---------- SOURCE MATERIAL

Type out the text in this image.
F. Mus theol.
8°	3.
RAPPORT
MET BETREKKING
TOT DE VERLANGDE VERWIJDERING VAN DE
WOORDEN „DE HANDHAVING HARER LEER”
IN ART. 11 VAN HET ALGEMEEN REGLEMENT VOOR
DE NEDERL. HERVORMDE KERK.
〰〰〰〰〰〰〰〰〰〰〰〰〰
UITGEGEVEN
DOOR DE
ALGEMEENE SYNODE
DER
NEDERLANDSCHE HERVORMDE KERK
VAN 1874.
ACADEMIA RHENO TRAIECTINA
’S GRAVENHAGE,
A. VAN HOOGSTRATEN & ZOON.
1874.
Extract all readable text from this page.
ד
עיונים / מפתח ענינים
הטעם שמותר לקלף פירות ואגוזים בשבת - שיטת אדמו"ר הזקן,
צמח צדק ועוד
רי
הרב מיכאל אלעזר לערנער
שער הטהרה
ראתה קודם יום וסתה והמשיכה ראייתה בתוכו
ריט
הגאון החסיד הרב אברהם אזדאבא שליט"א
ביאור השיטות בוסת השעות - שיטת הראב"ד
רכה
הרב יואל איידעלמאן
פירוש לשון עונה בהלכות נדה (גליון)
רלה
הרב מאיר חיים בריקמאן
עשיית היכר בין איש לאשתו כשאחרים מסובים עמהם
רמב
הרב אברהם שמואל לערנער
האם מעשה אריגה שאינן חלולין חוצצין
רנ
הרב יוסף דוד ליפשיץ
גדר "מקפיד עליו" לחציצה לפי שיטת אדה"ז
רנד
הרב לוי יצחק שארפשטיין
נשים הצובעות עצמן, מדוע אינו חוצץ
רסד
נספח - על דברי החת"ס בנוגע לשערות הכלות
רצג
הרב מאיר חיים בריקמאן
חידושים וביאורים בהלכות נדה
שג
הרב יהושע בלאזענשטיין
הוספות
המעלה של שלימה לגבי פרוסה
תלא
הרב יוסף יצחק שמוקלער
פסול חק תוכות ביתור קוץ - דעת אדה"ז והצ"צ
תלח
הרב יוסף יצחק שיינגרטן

--------------------

PROBLEM DESCRIPTION
Copy each line in the data that holds the word "בהלכות".

OUTPUT
פירוש לשון עונה בהלכות נדה (גליון)
חידושים וביאורים בהלכות נדה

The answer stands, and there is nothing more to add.